What is required ▸
Tally the lines in the listing below that contain "JSON" and report the tally alone.

Task input ▸
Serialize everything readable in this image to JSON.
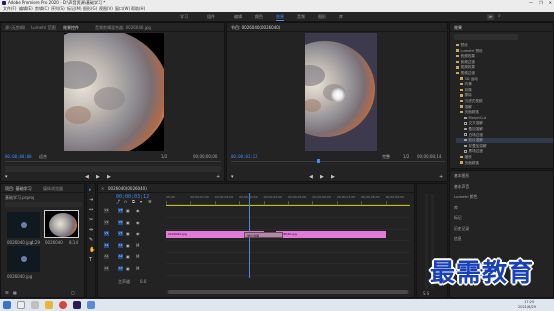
{
  "window": {
    "title": "Adobe Premiere Pro 2020 - D:\\声音资源\\基础学习 *",
    "controls": [
      "—",
      "❐",
      "✕"
    ]
  },
  "menu": [
    "文件(F)",
    "编辑(E)",
    "剪辑(C)",
    "序列(S)",
    "标记(M)",
    "图形(G)",
    "视图(V)",
    "窗口(W)",
    "帮助(H)"
  ],
  "workspace": {
    "tabs": [
      "学习",
      "组件",
      "编辑",
      "颜色",
      "效果",
      "音频",
      "图形",
      "库"
    ],
    "active_index": 4,
    "search_label": "≫"
  },
  "source": {
    "tabs": [
      "源:(无剪辑)",
      "Lumetri 范围",
      "效果控件",
      "音频剪辑混合器: 0026040.jpg"
    ],
    "active_index": 2,
    "timecode": "00;00;00;00",
    "fit": "适合",
    "zoom": "1/2",
    "duration": "00;00;00;00"
  },
  "program": {
    "tabs": [
      "节目: 0026040(0026040)"
    ],
    "timecode": "00;00;03;12",
    "fit": "完整",
    "ratio": "1/2",
    "duration": "00;00;08;14"
  },
  "effects": {
    "title": "效果",
    "tree": [
      {
        "label": "预设",
        "type": "folder",
        "indent": 1
      },
      {
        "label": "Lumetri 预设",
        "type": "folder",
        "indent": 1
      },
      {
        "label": "音频效果",
        "type": "folder",
        "indent": 1
      },
      {
        "label": "音频过渡",
        "type": "folder",
        "indent": 1
      },
      {
        "label": "视频效果",
        "type": "folder",
        "indent": 1
      },
      {
        "label": "视频过渡",
        "type": "folder",
        "indent": 1
      },
      {
        "label": "3D 运动",
        "type": "folder",
        "indent": 2
      },
      {
        "label": "内滑",
        "type": "folder",
        "indent": 2
      },
      {
        "label": "划像",
        "type": "folder",
        "indent": 2
      },
      {
        "label": "擦除",
        "type": "folder",
        "indent": 2
      },
      {
        "label": "沉浸式视频",
        "type": "folder",
        "indent": 2
      },
      {
        "label": "溶解",
        "type": "folder",
        "indent": 2
      },
      {
        "label": "页面剥落",
        "type": "folder",
        "indent": 2
      },
      {
        "label": "MorphCut",
        "type": "fx",
        "indent": 3
      },
      {
        "label": "交叉溶解",
        "type": "fx",
        "indent": 3
      },
      {
        "label": "叠加溶解",
        "type": "fx",
        "indent": 3
      },
      {
        "label": "白场过渡",
        "type": "fx",
        "indent": 3
      },
      {
        "label": "胶片溶解",
        "type": "fx",
        "indent": 3,
        "selected": true
      },
      {
        "label": "非叠加溶解",
        "type": "fx",
        "indent": 3
      },
      {
        "label": "黑场过渡",
        "type": "fx",
        "indent": 3
      },
      {
        "label": "缩放",
        "type": "folder",
        "indent": 2
      },
      {
        "label": "页面剥落",
        "type": "folder",
        "indent": 2
      }
    ],
    "side_panels": [
      "基本图形",
      "基本声音",
      "Lumetri 颜色",
      "库",
      "标记",
      "历史记录",
      "信息"
    ]
  },
  "project": {
    "tabs": [
      "项目: 基础学习",
      "媒体浏览器"
    ],
    "file": "基础学习.prproj",
    "items": [
      {
        "name": "0026040.jpg",
        "duration": "4;29"
      },
      {
        "name": "0026040",
        "duration": "8;14"
      },
      {
        "name": "0026040.jpg",
        "duration": ""
      }
    ]
  },
  "timeline": {
    "tab": "0026040(0026040)",
    "timecode": "00;00;03;12",
    "ruler": [
      "00;00",
      "00;00;01;00",
      "00;00;02;00",
      "00;00;03;00",
      "00;00;04;00",
      "00;00;05;00",
      "00;00;06;00",
      "00;00;07;00",
      "00;00;08;00",
      "00;00;09;00"
    ],
    "tracks": [
      "V3",
      "V2",
      "V1",
      "A1",
      "A2",
      "A3"
    ],
    "master": "主声道",
    "master_value": "0.0",
    "clips": [
      {
        "label": "0026040.jpg",
        "track": "V1",
        "start_s": 0.0,
        "end_s": 4.0
      },
      {
        "label": "胶片溶解",
        "track": "V1",
        "start_s": 3.2,
        "end_s": 4.8,
        "kind": "transition"
      },
      {
        "label": "0026040.jpg",
        "track": "V1",
        "start_s": 4.5,
        "end_s": 9.0
      }
    ],
    "playhead_s": 3.4,
    "ruler_max_s": 10
  },
  "taskbar": {
    "time": "17:25",
    "date": "2021/6/29"
  },
  "watermark": "最需教育"
}
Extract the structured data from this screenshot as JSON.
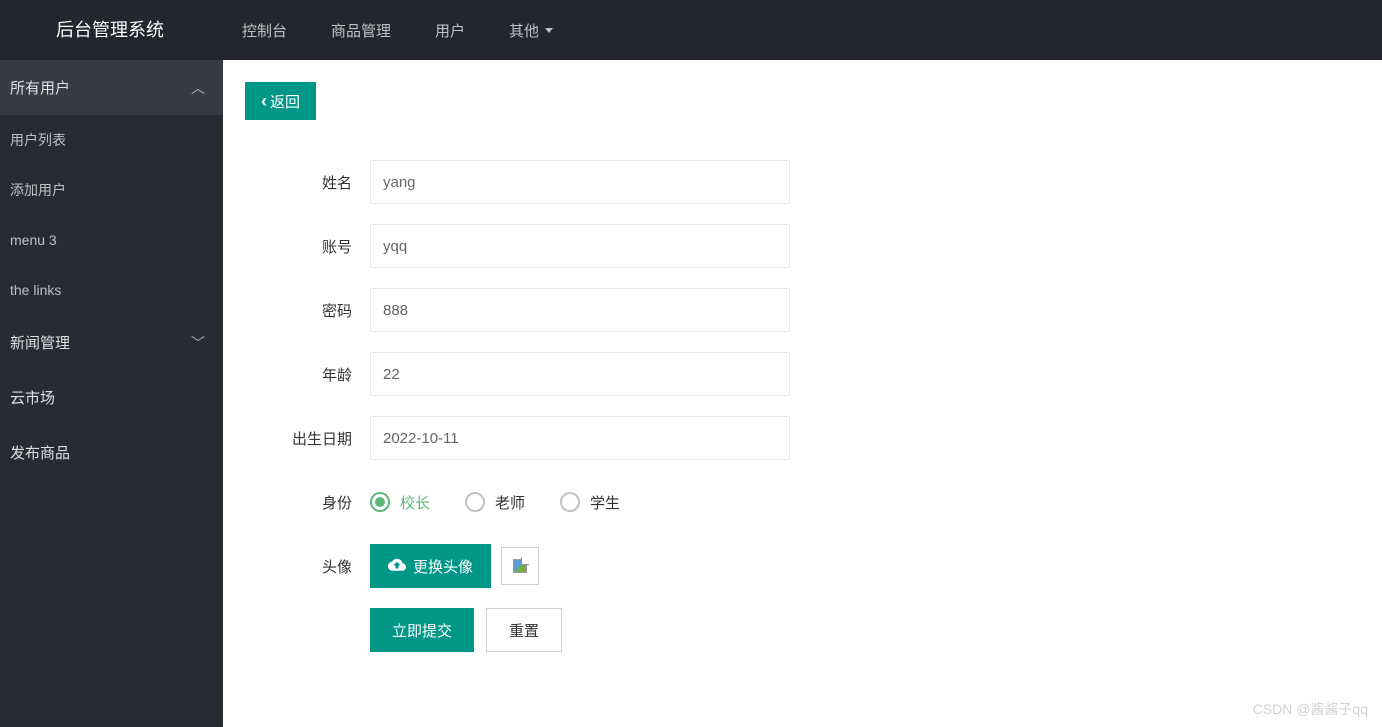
{
  "header": {
    "logo": "后台管理系统",
    "nav": [
      {
        "label": "控制台"
      },
      {
        "label": "商品管理"
      },
      {
        "label": "用户"
      },
      {
        "label": "其他",
        "hasDropdown": true
      }
    ]
  },
  "sidebar": {
    "groups": [
      {
        "label": "所有用户",
        "expanded": true,
        "items": [
          {
            "label": "用户列表"
          },
          {
            "label": "添加用户"
          },
          {
            "label": "menu 3"
          },
          {
            "label": "the links"
          }
        ]
      },
      {
        "label": "新闻管理",
        "expanded": false,
        "items": []
      }
    ],
    "items": [
      {
        "label": "云市场"
      },
      {
        "label": "发布商品"
      }
    ]
  },
  "main": {
    "back_label": "返回",
    "form": {
      "name_label": "姓名",
      "name_value": "yang",
      "account_label": "账号",
      "account_value": "yqq",
      "password_label": "密码",
      "password_value": "888",
      "age_label": "年龄",
      "age_value": "22",
      "birthday_label": "出生日期",
      "birthday_value": "2022-10-11",
      "role_label": "身份",
      "roles": [
        {
          "label": "校长",
          "checked": true
        },
        {
          "label": "老师",
          "checked": false
        },
        {
          "label": "学生",
          "checked": false
        }
      ],
      "avatar_label": "头像",
      "avatar_button": "更换头像",
      "submit_label": "立即提交",
      "reset_label": "重置"
    }
  },
  "watermark": "CSDN @酱酱子qq"
}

Task answer ▸
2